§ **Aim**: Gather all lines from the material that contain the word "СССР".

<<<<

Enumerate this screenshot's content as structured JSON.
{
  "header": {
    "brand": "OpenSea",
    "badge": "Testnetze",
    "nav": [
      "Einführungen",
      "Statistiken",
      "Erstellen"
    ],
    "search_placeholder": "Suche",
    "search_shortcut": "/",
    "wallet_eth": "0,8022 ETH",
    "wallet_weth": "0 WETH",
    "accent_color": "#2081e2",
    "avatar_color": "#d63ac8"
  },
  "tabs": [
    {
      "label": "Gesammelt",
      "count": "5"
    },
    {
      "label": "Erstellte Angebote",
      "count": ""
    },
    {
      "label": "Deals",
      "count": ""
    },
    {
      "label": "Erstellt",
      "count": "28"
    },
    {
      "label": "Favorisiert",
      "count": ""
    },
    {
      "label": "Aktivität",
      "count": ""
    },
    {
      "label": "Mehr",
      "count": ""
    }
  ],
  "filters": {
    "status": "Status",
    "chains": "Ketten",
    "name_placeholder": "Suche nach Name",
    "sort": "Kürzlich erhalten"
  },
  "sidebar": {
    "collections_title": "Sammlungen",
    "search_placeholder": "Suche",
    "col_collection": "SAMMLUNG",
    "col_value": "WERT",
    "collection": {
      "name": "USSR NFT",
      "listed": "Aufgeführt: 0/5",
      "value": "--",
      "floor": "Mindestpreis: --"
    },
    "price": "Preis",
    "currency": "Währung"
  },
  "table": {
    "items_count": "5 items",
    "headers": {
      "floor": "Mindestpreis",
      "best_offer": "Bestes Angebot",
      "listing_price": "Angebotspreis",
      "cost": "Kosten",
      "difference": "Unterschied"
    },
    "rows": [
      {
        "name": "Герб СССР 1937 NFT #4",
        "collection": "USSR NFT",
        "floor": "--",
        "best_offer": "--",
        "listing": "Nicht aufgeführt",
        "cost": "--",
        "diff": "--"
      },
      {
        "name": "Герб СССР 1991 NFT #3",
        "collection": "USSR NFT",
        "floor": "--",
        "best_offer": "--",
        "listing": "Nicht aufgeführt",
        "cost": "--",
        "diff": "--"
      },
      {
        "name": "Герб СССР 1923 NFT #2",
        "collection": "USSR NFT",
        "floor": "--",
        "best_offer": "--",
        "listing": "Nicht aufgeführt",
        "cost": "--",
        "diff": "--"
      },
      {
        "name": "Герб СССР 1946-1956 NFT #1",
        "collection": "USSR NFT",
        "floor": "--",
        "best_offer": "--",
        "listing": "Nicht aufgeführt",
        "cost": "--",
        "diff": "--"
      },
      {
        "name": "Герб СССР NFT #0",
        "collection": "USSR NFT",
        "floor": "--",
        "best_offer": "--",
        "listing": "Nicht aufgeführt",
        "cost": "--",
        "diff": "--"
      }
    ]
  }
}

>>>>

§ **Solution**:
        "name": "Герб СССР 1937 NFT #4",
        "name": "Герб СССР 1991 NFT #3",
        "name": "Герб СССР 1923 NFT #2",
        "name": "Герб СССР 1946-1956 NFT #1",
        "name": "Герб СССР NFT #0",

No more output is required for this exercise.